Exercise aim: Transcribe each of the records below exactly, excluding all pictures.

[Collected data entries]

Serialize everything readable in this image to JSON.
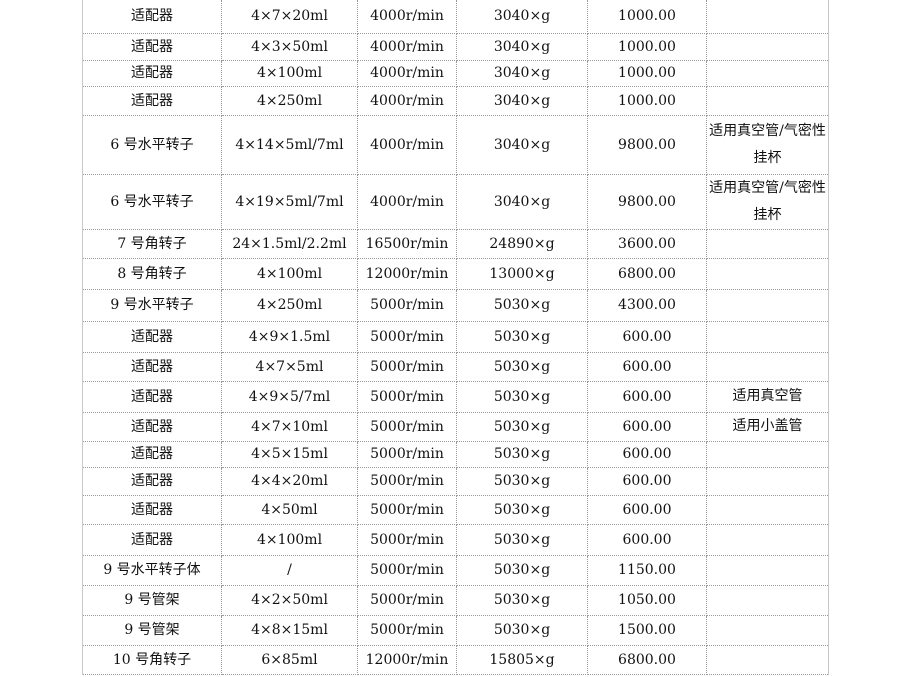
{
  "rows": [
    {
      "name": "适配器",
      "capacity": "4×7×20ml",
      "speed": "4000r/min",
      "rcf": "3040×g",
      "price": "1000.00",
      "note": ""
    },
    {
      "name": "适配器",
      "capacity": "4×3×50ml",
      "speed": "4000r/min",
      "rcf": "3040×g",
      "price": "1000.00",
      "note": ""
    },
    {
      "name": "适配器",
      "capacity": "4×100ml",
      "speed": "4000r/min",
      "rcf": "3040×g",
      "price": "1000.00",
      "note": ""
    },
    {
      "name": "适配器",
      "capacity": "4×250ml",
      "speed": "4000r/min",
      "rcf": "3040×g",
      "price": "1000.00",
      "note": ""
    },
    {
      "name": "6 号水平转子",
      "capacity": "4×14×5ml/7ml",
      "speed": "4000r/min",
      "rcf": "3040×g",
      "price": "9800.00",
      "note": "适用真空管/气密性挂杯"
    },
    {
      "name": "6 号水平转子",
      "capacity": "4×19×5ml/7ml",
      "speed": "4000r/min",
      "rcf": "3040×g",
      "price": "9800.00",
      "note": "适用真空管/气密性挂杯"
    },
    {
      "name": "7 号角转子",
      "capacity": "24×1.5ml/2.2ml",
      "speed": "16500r/min",
      "rcf": "24890×g",
      "price": "3600.00",
      "note": ""
    },
    {
      "name": "8 号角转子",
      "capacity": "4×100ml",
      "speed": "12000r/min",
      "rcf": "13000×g",
      "price": "6800.00",
      "note": ""
    },
    {
      "name": "9 号水平转子",
      "capacity": "4×250ml",
      "speed": "5000r/min",
      "rcf": "5030×g",
      "price": "4300.00",
      "note": ""
    },
    {
      "name": "适配器",
      "capacity": "4×9×1.5ml",
      "speed": "5000r/min",
      "rcf": "5030×g",
      "price": "600.00",
      "note": ""
    },
    {
      "name": "适配器",
      "capacity": "4×7×5ml",
      "speed": "5000r/min",
      "rcf": "5030×g",
      "price": "600.00",
      "note": ""
    },
    {
      "name": "适配器",
      "capacity": "4×9×5/7ml",
      "speed": "5000r/min",
      "rcf": "5030×g",
      "price": "600.00",
      "note": "适用真空管"
    },
    {
      "name": "适配器",
      "capacity": "4×7×10ml",
      "speed": "5000r/min",
      "rcf": "5030×g",
      "price": "600.00",
      "note": "适用小盖管"
    },
    {
      "name": "适配器",
      "capacity": "4×5×15ml",
      "speed": "5000r/min",
      "rcf": "5030×g",
      "price": "600.00",
      "note": ""
    },
    {
      "name": "适配器",
      "capacity": "4×4×20ml",
      "speed": "5000r/min",
      "rcf": "5030×g",
      "price": "600.00",
      "note": ""
    },
    {
      "name": "适配器",
      "capacity": "4×50ml",
      "speed": "5000r/min",
      "rcf": "5030×g",
      "price": "600.00",
      "note": ""
    },
    {
      "name": "适配器",
      "capacity": "4×100ml",
      "speed": "5000r/min",
      "rcf": "5030×g",
      "price": "600.00",
      "note": ""
    },
    {
      "name": "9 号水平转子体",
      "capacity": "/",
      "speed": "5000r/min",
      "rcf": "5030×g",
      "price": "1150.00",
      "note": ""
    },
    {
      "name": "9 号管架",
      "capacity": "4×2×50ml",
      "speed": "5000r/min",
      "rcf": "5030×g",
      "price": "1050.00",
      "note": ""
    },
    {
      "name": "9 号管架",
      "capacity": "4×8×15ml",
      "speed": "5000r/min",
      "rcf": "5030×g",
      "price": "1500.00",
      "note": ""
    },
    {
      "name": "10 号角转子",
      "capacity": "6×85ml",
      "speed": "12000r/min",
      "rcf": "15805×g",
      "price": "6800.00",
      "note": ""
    }
  ]
}
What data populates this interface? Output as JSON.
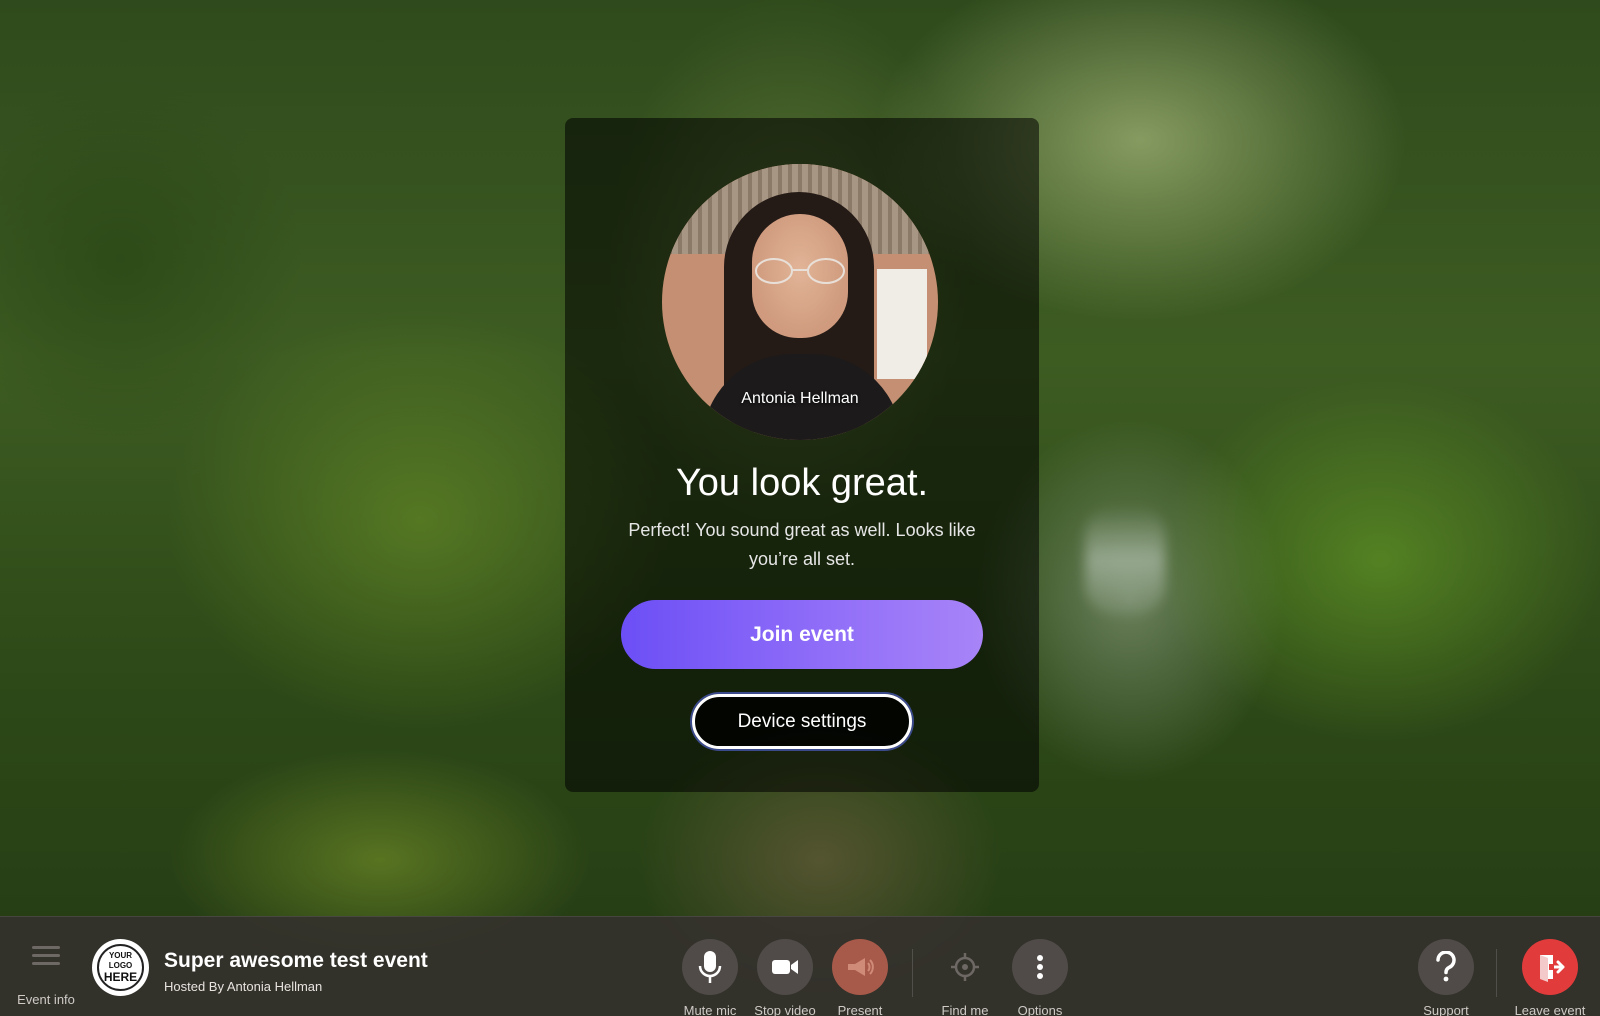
{
  "preview": {
    "participant_name": "Antonia Hellman",
    "headline": "You look great.",
    "message": "Perfect! You sound great as well. Looks like you’re all set.",
    "join_label": "Join event",
    "device_settings_label": "Device settings"
  },
  "event": {
    "logo_lines": [
      "YOUR",
      "LOGO",
      "HERE"
    ],
    "title": "Super awesome test event",
    "host_line": "Hosted By Antonia Hellman"
  },
  "toolbar": {
    "event_info_label": "Event info",
    "mute_mic_label": "Mute mic",
    "stop_video_label": "Stop video",
    "present_label": "Present",
    "find_me_label": "Find me",
    "options_label": "Options",
    "support_label": "Support",
    "leave_label": "Leave event"
  },
  "colors": {
    "join_gradient_start": "#6c4ff6",
    "join_gradient_end": "#a884f8",
    "present_button": "#a85a4a",
    "leave_button": "#e23b3b",
    "toolbar_bg": "#34302e"
  },
  "icons": {
    "event_info": "hamburger-menu-icon",
    "mute_mic": "microphone-icon",
    "stop_video": "video-camera-icon",
    "present": "megaphone-icon",
    "find_me": "crosshair-icon",
    "options": "vertical-dots-icon",
    "support": "question-mark-icon",
    "leave": "exit-door-icon"
  }
}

Expected output:
Serialize everything readable in this image to JSON.
{
  "rows": [
    {
      "name": "适配器",
      "capacity": "4×7×20ml",
      "speed": "4000r/min",
      "rcf": "3040×g",
      "price": "1000.00",
      "note": ""
    },
    {
      "name": "适配器",
      "capacity": "4×3×50ml",
      "speed": "4000r/min",
      "rcf": "3040×g",
      "price": "1000.00",
      "note": ""
    },
    {
      "name": "适配器",
      "capacity": "4×100ml",
      "speed": "4000r/min",
      "rcf": "3040×g",
      "price": "1000.00",
      "note": ""
    },
    {
      "name": "适配器",
      "capacity": "4×250ml",
      "speed": "4000r/min",
      "rcf": "3040×g",
      "price": "1000.00",
      "note": ""
    },
    {
      "name": "6 号水平转子",
      "capacity": "4×14×5ml/7ml",
      "speed": "4000r/min",
      "rcf": "3040×g",
      "price": "9800.00",
      "note": "适用真空管/气密性挂杯"
    },
    {
      "name": "6 号水平转子",
      "capacity": "4×19×5ml/7ml",
      "speed": "4000r/min",
      "rcf": "3040×g",
      "price": "9800.00",
      "note": "适用真空管/气密性挂杯"
    },
    {
      "name": "7 号角转子",
      "capacity": "24×1.5ml/2.2ml",
      "speed": "16500r/min",
      "rcf": "24890×g",
      "price": "3600.00",
      "note": ""
    },
    {
      "name": "8 号角转子",
      "capacity": "4×100ml",
      "speed": "12000r/min",
      "rcf": "13000×g",
      "price": "6800.00",
      "note": ""
    },
    {
      "name": "9 号水平转子",
      "capacity": "4×250ml",
      "speed": "5000r/min",
      "rcf": "5030×g",
      "price": "4300.00",
      "note": ""
    },
    {
      "name": "适配器",
      "capacity": "4×9×1.5ml",
      "speed": "5000r/min",
      "rcf": "5030×g",
      "price": "600.00",
      "note": ""
    },
    {
      "name": "适配器",
      "capacity": "4×7×5ml",
      "speed": "5000r/min",
      "rcf": "5030×g",
      "price": "600.00",
      "note": ""
    },
    {
      "name": "适配器",
      "capacity": "4×9×5/7ml",
      "speed": "5000r/min",
      "rcf": "5030×g",
      "price": "600.00",
      "note": "适用真空管"
    },
    {
      "name": "适配器",
      "capacity": "4×7×10ml",
      "speed": "5000r/min",
      "rcf": "5030×g",
      "price": "600.00",
      "note": "适用小盖管"
    },
    {
      "name": "适配器",
      "capacity": "4×5×15ml",
      "speed": "5000r/min",
      "rcf": "5030×g",
      "price": "600.00",
      "note": ""
    },
    {
      "name": "适配器",
      "capacity": "4×4×20ml",
      "speed": "5000r/min",
      "rcf": "5030×g",
      "price": "600.00",
      "note": ""
    },
    {
      "name": "适配器",
      "capacity": "4×50ml",
      "speed": "5000r/min",
      "rcf": "5030×g",
      "price": "600.00",
      "note": ""
    },
    {
      "name": "适配器",
      "capacity": "4×100ml",
      "speed": "5000r/min",
      "rcf": "5030×g",
      "price": "600.00",
      "note": ""
    },
    {
      "name": "9 号水平转子体",
      "capacity": "/",
      "speed": "5000r/min",
      "rcf": "5030×g",
      "price": "1150.00",
      "note": ""
    },
    {
      "name": "9 号管架",
      "capacity": "4×2×50ml",
      "speed": "5000r/min",
      "rcf": "5030×g",
      "price": "1050.00",
      "note": ""
    },
    {
      "name": "9 号管架",
      "capacity": "4×8×15ml",
      "speed": "5000r/min",
      "rcf": "5030×g",
      "price": "1500.00",
      "note": ""
    },
    {
      "name": "10 号角转子",
      "capacity": "6×85ml",
      "speed": "12000r/min",
      "rcf": "15805×g",
      "price": "6800.00",
      "note": ""
    }
  ]
}
What data populates this interface? Output as JSON.
{
  "preview": {
    "participant_name": "Antonia Hellman",
    "headline": "You look great.",
    "message": "Perfect! You sound great as well. Looks like you’re all set.",
    "join_label": "Join event",
    "device_settings_label": "Device settings"
  },
  "event": {
    "logo_lines": [
      "YOUR",
      "LOGO",
      "HERE"
    ],
    "title": "Super awesome test event",
    "host_line": "Hosted By Antonia Hellman"
  },
  "toolbar": {
    "event_info_label": "Event info",
    "mute_mic_label": "Mute mic",
    "stop_video_label": "Stop video",
    "present_label": "Present",
    "find_me_label": "Find me",
    "options_label": "Options",
    "support_label": "Support",
    "leave_label": "Leave event"
  },
  "colors": {
    "join_gradient_start": "#6c4ff6",
    "join_gradient_end": "#a884f8",
    "present_button": "#a85a4a",
    "leave_button": "#e23b3b",
    "toolbar_bg": "#34302e"
  },
  "icons": {
    "event_info": "hamburger-menu-icon",
    "mute_mic": "microphone-icon",
    "stop_video": "video-camera-icon",
    "present": "megaphone-icon",
    "find_me": "crosshair-icon",
    "options": "vertical-dots-icon",
    "support": "question-mark-icon",
    "leave": "exit-door-icon"
  }
}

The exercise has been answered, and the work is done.